■ **What you are asked to do**: Return the whole listing, keeping every character the same.

(Records)
========================================

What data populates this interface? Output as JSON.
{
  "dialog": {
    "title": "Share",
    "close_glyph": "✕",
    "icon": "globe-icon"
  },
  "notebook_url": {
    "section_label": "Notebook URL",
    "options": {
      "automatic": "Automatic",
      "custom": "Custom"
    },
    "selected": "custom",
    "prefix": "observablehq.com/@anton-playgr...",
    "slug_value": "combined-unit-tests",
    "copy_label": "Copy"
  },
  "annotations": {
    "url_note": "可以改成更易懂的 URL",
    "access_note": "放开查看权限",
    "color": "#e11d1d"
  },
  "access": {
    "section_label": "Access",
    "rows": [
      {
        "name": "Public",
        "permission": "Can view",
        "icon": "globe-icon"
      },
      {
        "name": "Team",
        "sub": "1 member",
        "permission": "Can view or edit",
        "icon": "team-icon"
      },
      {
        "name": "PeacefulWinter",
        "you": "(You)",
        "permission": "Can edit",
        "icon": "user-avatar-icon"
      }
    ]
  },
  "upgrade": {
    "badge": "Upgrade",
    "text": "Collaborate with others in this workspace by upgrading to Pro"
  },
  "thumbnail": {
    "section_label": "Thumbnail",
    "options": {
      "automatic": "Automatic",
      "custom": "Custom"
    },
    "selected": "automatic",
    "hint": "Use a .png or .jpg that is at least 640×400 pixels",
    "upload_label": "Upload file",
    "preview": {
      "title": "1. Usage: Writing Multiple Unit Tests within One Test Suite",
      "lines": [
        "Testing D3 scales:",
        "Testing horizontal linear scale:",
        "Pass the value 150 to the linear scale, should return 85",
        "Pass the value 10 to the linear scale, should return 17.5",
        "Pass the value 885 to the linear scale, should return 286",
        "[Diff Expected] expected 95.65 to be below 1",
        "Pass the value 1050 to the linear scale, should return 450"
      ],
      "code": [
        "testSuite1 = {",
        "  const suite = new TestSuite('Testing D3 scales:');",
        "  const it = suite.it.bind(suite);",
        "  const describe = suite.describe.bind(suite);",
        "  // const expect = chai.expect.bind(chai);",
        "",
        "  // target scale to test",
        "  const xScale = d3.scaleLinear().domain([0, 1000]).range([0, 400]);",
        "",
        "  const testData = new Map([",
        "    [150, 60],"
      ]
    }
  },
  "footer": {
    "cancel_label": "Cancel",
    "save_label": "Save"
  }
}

========================================

■ **Final answer**:
What data populates this interface? Output as JSON.
{
  "dialog": {
    "title": "Share",
    "close_glyph": "✕",
    "icon": "globe-icon"
  },
  "notebook_url": {
    "section_label": "Notebook URL",
    "options": {
      "automatic": "Automatic",
      "custom": "Custom"
    },
    "selected": "custom",
    "prefix": "observablehq.com/@anton-playgr...",
    "slug_value": "combined-unit-tests",
    "copy_label": "Copy"
  },
  "annotations": {
    "url_note": "可以改成更易懂的 URL",
    "access_note": "放开查看权限",
    "color": "#e11d1d"
  },
  "access": {
    "section_label": "Access",
    "rows": [
      {
        "name": "Public",
        "permission": "Can view",
        "icon": "globe-icon"
      },
      {
        "name": "Team",
        "sub": "1 member",
        "permission": "Can view or edit",
        "icon": "team-icon"
      },
      {
        "name": "PeacefulWinter",
        "you": "(You)",
        "permission": "Can edit",
        "icon": "user-avatar-icon"
      }
    ]
  },
  "upgrade": {
    "badge": "Upgrade",
    "text": "Collaborate with others in this workspace by upgrading to Pro"
  },
  "thumbnail": {
    "section_label": "Thumbnail",
    "options": {
      "automatic": "Automatic",
      "custom": "Custom"
    },
    "selected": "automatic",
    "hint": "Use a .png or .jpg that is at least 640×400 pixels",
    "upload_label": "Upload file",
    "preview": {
      "title": "1. Usage: Writing Multiple Unit Tests within One Test Suite",
      "lines": [
        "Testing D3 scales:",
        "Testing horizontal linear scale:",
        "Pass the value 150 to the linear scale, should return 85",
        "Pass the value 10 to the linear scale, should return 17.5",
        "Pass the value 885 to the linear scale, should return 286",
        "[Diff Expected] expected 95.65 to be below 1",
        "Pass the value 1050 to the linear scale, should return 450"
      ],
      "code": [
        "testSuite1 = {",
        "  const suite = new TestSuite('Testing D3 scales:');",
        "  const it = suite.it.bind(suite);",
        "  const describe = suite.describe.bind(suite);",
        "  // const expect = chai.expect.bind(chai);",
        "",
        "  // target scale to test",
        "  const xScale = d3.scaleLinear().domain([0, 1000]).range([0, 400]);",
        "",
        "  const testData = new Map([",
        "    [150, 60],"
      ]
    }
  },
  "footer": {
    "cancel_label": "Cancel",
    "save_label": "Save"
  }
}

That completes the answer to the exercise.